TASK DIRECTIONS: The records below should be written out again, exactly.

(Dataset items)
◆ ◆ ◆ ◆
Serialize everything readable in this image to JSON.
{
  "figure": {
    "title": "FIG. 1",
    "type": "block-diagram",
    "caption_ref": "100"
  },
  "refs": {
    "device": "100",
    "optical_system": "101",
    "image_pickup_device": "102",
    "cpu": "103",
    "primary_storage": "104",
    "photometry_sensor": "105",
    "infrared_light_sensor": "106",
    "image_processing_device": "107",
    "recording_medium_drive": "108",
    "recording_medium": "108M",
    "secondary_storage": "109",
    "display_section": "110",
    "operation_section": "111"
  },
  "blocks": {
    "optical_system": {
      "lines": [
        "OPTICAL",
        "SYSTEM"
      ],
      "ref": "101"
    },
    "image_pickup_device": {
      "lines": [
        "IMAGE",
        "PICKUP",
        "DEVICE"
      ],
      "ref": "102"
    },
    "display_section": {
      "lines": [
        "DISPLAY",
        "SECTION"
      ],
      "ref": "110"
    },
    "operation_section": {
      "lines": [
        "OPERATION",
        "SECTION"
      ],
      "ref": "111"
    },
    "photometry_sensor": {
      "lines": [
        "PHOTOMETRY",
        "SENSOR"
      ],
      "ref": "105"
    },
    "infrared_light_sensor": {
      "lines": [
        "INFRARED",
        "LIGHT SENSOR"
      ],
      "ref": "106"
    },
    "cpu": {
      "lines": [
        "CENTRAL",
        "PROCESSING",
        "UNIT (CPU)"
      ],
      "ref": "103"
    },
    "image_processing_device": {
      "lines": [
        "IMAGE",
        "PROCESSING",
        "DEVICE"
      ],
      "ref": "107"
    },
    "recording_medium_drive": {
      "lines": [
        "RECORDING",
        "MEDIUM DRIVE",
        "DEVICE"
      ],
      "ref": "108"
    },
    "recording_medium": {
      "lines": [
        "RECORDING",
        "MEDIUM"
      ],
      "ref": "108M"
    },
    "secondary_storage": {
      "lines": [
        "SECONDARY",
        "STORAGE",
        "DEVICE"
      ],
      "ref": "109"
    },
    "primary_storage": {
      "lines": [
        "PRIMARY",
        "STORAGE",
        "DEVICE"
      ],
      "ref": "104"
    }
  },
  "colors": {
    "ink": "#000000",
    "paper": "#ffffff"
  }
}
◆ ◆ ◆ ◆
EXERCISE OUTPUT:
Serialize everything readable in this image to JSON.
{
  "figure": {
    "title": "FIG. 1",
    "type": "block-diagram",
    "caption_ref": "100"
  },
  "refs": {
    "device": "100",
    "optical_system": "101",
    "image_pickup_device": "102",
    "cpu": "103",
    "primary_storage": "104",
    "photometry_sensor": "105",
    "infrared_light_sensor": "106",
    "image_processing_device": "107",
    "recording_medium_drive": "108",
    "recording_medium": "108M",
    "secondary_storage": "109",
    "display_section": "110",
    "operation_section": "111"
  },
  "blocks": {
    "optical_system": {
      "lines": [
        "OPTICAL",
        "SYSTEM"
      ],
      "ref": "101"
    },
    "image_pickup_device": {
      "lines": [
        "IMAGE",
        "PICKUP",
        "DEVICE"
      ],
      "ref": "102"
    },
    "display_section": {
      "lines": [
        "DISPLAY",
        "SECTION"
      ],
      "ref": "110"
    },
    "operation_section": {
      "lines": [
        "OPERATION",
        "SECTION"
      ],
      "ref": "111"
    },
    "photometry_sensor": {
      "lines": [
        "PHOTOMETRY",
        "SENSOR"
      ],
      "ref": "105"
    },
    "infrared_light_sensor": {
      "lines": [
        "INFRARED",
        "LIGHT SENSOR"
      ],
      "ref": "106"
    },
    "cpu": {
      "lines": [
        "CENTRAL",
        "PROCESSING",
        "UNIT (CPU)"
      ],
      "ref": "103"
    },
    "image_processing_device": {
      "lines": [
        "IMAGE",
        "PROCESSING",
        "DEVICE"
      ],
      "ref": "107"
    },
    "recording_medium_drive": {
      "lines": [
        "RECORDING",
        "MEDIUM DRIVE",
        "DEVICE"
      ],
      "ref": "108"
    },
    "recording_medium": {
      "lines": [
        "RECORDING",
        "MEDIUM"
      ],
      "ref": "108M"
    },
    "secondary_storage": {
      "lines": [
        "SECONDARY",
        "STORAGE",
        "DEVICE"
      ],
      "ref": "109"
    },
    "primary_storage": {
      "lines": [
        "PRIMARY",
        "STORAGE",
        "DEVICE"
      ],
      "ref": "104"
    }
  },
  "colors": {
    "ink": "#000000",
    "paper": "#ffffff"
  }
}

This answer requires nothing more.